§ Do this: Wherever a line below holds the word "times", copy that line.

§ Data for the task:
********************

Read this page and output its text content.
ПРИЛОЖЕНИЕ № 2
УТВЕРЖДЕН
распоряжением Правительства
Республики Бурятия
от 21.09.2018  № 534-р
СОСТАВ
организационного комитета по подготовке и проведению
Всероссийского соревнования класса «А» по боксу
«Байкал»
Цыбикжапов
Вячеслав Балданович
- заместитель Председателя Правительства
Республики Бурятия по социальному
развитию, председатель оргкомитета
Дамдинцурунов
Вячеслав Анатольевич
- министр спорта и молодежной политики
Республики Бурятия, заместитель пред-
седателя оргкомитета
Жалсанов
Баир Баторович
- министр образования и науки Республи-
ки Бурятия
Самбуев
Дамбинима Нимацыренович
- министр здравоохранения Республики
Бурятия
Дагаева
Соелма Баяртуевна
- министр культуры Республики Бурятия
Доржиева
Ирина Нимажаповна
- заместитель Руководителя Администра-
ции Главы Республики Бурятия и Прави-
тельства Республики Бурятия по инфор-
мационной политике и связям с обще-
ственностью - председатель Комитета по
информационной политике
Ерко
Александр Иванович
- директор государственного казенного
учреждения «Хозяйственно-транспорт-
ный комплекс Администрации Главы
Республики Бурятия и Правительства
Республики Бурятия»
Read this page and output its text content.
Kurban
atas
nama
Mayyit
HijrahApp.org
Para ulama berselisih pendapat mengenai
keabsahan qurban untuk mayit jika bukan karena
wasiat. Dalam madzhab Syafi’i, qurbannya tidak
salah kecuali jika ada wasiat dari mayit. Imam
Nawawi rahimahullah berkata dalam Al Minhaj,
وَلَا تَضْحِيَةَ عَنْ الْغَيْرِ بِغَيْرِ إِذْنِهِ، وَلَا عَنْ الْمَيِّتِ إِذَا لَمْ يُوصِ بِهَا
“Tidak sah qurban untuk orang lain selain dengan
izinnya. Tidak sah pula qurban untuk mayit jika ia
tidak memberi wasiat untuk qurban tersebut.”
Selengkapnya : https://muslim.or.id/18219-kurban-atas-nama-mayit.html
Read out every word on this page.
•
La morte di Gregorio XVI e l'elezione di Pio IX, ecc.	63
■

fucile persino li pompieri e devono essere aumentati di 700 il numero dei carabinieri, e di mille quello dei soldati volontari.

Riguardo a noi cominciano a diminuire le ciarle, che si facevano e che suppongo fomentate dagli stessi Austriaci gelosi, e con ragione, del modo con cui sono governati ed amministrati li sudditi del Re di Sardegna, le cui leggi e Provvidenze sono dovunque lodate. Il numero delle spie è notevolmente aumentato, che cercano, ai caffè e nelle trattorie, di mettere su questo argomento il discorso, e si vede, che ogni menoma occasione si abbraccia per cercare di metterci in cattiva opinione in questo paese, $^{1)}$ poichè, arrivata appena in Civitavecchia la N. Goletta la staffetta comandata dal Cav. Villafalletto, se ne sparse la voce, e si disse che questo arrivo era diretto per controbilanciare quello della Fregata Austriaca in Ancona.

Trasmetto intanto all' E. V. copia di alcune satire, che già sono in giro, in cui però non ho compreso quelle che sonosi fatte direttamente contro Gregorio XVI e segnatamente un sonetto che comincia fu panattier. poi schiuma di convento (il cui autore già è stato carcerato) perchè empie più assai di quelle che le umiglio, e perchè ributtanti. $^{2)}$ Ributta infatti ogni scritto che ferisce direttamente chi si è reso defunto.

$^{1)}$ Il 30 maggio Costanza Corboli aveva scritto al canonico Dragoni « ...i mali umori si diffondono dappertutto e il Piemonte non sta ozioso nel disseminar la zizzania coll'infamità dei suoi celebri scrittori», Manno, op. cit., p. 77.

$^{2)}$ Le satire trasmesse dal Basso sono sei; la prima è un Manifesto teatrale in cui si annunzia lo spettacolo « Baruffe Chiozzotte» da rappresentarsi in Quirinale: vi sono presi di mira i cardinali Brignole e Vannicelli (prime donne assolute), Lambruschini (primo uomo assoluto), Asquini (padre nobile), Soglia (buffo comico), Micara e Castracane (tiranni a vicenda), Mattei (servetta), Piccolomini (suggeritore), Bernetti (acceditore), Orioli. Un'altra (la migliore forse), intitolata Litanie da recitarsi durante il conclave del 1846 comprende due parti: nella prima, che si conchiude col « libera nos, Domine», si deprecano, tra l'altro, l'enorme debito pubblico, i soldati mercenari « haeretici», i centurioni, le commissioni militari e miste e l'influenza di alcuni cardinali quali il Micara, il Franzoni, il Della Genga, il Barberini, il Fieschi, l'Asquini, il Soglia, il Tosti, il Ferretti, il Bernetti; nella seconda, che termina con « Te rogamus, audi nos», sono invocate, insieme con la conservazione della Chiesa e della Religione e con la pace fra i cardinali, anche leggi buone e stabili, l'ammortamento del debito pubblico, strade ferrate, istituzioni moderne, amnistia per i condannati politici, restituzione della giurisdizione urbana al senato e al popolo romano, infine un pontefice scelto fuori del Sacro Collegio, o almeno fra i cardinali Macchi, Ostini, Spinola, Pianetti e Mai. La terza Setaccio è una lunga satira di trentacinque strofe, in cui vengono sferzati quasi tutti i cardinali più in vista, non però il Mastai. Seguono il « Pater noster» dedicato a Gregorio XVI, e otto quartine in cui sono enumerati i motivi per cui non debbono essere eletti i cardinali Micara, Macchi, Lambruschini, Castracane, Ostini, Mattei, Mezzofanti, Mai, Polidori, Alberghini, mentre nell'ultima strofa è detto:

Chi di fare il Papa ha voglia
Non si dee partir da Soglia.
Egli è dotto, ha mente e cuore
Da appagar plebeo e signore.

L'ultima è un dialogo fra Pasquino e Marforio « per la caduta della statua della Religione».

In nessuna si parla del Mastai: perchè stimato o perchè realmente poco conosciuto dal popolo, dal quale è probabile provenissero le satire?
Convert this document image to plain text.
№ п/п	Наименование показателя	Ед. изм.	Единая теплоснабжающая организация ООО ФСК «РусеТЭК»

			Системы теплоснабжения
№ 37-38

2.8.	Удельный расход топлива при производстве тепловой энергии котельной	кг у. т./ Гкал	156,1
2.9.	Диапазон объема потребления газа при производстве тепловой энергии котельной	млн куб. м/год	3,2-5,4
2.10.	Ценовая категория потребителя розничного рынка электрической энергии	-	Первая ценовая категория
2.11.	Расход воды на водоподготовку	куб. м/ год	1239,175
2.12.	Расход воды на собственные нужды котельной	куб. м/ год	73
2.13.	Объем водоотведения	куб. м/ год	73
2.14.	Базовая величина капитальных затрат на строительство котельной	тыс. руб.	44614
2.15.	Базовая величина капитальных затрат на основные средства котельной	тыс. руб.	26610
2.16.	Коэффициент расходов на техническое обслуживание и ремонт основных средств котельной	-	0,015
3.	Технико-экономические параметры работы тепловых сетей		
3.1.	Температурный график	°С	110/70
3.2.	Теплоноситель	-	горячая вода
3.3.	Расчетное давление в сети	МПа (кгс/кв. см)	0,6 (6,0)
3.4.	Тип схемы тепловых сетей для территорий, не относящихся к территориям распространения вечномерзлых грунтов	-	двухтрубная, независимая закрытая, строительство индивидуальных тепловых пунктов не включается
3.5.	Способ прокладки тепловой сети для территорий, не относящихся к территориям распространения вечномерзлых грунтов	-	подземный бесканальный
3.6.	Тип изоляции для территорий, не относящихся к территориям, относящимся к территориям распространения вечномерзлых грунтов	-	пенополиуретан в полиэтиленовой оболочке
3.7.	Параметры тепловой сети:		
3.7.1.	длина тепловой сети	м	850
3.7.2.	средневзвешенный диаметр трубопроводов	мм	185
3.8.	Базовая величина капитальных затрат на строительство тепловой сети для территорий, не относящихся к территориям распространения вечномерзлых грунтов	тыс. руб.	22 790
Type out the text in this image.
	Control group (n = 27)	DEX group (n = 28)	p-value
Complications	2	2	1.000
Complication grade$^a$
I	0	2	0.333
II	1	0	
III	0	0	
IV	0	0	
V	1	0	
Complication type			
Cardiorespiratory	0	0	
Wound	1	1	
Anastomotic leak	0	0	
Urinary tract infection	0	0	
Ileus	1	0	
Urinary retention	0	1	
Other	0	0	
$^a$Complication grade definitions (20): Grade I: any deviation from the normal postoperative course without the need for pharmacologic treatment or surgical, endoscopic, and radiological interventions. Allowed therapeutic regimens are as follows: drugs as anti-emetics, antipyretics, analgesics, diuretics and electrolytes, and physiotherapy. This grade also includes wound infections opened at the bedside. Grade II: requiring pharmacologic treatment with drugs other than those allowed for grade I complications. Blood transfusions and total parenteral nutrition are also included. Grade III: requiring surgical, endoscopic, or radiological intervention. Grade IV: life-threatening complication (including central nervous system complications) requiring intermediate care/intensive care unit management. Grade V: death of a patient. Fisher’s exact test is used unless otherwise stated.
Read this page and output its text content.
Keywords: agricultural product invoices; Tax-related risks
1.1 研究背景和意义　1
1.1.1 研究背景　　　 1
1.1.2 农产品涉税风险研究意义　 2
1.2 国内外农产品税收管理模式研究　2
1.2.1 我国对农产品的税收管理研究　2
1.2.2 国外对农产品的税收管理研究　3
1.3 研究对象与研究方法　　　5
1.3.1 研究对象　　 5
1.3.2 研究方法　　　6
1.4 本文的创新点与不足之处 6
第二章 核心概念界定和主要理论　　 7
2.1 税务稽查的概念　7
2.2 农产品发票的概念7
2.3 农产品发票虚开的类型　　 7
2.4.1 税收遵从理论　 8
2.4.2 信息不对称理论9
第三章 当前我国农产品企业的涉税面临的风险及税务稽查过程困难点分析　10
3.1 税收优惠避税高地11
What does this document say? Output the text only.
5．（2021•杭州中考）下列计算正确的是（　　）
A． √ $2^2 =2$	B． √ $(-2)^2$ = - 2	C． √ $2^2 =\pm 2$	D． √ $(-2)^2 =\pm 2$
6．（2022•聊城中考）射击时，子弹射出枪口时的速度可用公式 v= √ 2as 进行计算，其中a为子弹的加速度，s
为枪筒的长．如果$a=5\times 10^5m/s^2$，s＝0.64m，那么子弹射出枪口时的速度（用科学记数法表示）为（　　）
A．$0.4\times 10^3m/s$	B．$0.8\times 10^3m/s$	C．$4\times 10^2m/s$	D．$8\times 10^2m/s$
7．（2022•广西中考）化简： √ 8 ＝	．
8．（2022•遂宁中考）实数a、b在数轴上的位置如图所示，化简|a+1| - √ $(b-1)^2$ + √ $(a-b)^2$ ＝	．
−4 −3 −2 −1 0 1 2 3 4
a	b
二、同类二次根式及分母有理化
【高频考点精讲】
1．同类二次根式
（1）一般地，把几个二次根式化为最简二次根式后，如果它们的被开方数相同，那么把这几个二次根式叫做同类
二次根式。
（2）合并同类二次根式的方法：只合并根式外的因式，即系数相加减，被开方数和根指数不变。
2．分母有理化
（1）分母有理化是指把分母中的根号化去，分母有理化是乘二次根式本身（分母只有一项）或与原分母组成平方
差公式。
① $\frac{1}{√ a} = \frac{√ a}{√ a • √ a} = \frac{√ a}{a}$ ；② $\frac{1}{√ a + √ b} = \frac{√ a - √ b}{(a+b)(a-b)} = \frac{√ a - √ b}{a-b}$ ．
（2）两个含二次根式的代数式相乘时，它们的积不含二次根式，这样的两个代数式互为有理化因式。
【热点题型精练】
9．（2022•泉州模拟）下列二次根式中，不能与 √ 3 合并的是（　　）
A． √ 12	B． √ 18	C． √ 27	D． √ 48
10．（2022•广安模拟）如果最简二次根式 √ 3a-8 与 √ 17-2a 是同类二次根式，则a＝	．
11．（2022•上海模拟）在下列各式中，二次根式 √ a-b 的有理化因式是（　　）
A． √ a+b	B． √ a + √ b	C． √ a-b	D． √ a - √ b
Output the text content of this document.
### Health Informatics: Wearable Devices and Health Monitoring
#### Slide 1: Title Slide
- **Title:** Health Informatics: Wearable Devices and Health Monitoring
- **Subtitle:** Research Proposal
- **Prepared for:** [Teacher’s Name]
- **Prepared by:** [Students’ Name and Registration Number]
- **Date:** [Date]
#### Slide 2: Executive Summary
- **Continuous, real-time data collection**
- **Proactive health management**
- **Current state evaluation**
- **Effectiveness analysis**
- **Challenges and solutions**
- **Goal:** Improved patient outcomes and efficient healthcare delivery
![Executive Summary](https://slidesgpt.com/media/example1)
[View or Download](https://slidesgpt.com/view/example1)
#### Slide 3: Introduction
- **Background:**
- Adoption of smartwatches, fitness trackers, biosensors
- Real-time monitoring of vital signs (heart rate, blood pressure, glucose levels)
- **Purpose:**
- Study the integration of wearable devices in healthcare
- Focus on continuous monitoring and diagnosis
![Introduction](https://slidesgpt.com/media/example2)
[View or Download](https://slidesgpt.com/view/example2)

********************

§ Output of the task:
为枪筒的长．如果$a=5\times 10^5m/s^2$，s＝0.64m，那么子弹射出枪口时的速度（用科学记数法表示）为（　　）
A．$0.4\times 10^3m/s$	B．$0.8\times 10^3m/s$	C．$4\times 10^2m/s$	D．$8\times 10^2m/s$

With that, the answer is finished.